**DO THIS:**
Copy each line containing the word "JSON" from the records that follow, please.

[Chart and figure data]
* * * * * * * * *
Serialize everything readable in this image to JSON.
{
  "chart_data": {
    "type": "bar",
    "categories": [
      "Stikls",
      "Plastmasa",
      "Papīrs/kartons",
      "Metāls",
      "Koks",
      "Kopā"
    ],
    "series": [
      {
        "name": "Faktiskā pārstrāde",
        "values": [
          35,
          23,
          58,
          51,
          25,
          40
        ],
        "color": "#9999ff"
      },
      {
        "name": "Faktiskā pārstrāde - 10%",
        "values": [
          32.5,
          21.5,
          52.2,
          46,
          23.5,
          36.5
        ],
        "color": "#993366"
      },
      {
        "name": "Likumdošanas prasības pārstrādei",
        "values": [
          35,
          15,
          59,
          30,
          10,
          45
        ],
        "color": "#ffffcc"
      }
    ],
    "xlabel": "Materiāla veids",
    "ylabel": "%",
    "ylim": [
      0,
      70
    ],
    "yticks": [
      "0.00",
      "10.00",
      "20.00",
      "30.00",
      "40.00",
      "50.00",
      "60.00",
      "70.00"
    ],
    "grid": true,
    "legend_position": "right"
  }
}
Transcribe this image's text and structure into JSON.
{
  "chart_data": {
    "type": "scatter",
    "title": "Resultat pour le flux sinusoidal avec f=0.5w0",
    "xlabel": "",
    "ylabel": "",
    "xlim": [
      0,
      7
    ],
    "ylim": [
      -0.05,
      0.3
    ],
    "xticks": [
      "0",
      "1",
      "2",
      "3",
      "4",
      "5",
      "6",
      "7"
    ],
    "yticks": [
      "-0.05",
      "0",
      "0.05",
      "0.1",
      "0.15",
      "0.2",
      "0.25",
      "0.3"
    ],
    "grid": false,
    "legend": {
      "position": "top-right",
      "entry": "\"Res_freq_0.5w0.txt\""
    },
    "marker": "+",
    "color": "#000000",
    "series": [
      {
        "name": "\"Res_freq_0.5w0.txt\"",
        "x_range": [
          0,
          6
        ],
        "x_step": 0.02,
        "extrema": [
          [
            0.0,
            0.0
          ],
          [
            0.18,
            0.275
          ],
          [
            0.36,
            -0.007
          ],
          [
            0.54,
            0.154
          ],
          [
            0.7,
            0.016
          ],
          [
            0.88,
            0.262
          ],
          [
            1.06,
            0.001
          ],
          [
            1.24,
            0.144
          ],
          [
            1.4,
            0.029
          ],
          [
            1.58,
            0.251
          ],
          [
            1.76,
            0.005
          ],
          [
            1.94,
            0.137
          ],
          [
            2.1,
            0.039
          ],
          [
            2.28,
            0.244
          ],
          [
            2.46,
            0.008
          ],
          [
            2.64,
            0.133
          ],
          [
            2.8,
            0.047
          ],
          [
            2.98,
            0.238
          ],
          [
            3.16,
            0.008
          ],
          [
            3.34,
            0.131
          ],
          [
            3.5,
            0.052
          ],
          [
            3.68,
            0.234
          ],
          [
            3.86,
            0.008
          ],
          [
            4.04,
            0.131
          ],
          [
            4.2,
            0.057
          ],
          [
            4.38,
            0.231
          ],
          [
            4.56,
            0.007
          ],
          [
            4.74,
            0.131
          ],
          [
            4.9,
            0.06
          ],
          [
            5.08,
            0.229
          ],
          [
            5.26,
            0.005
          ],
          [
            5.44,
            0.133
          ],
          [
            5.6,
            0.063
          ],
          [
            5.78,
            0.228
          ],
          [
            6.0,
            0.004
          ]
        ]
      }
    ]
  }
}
* * * * * * * * *
**RESPONSE TO THIS EXERCISE:**
Serialize everything readable in this image to JSON.
Transcribe this image's text and structure into JSON.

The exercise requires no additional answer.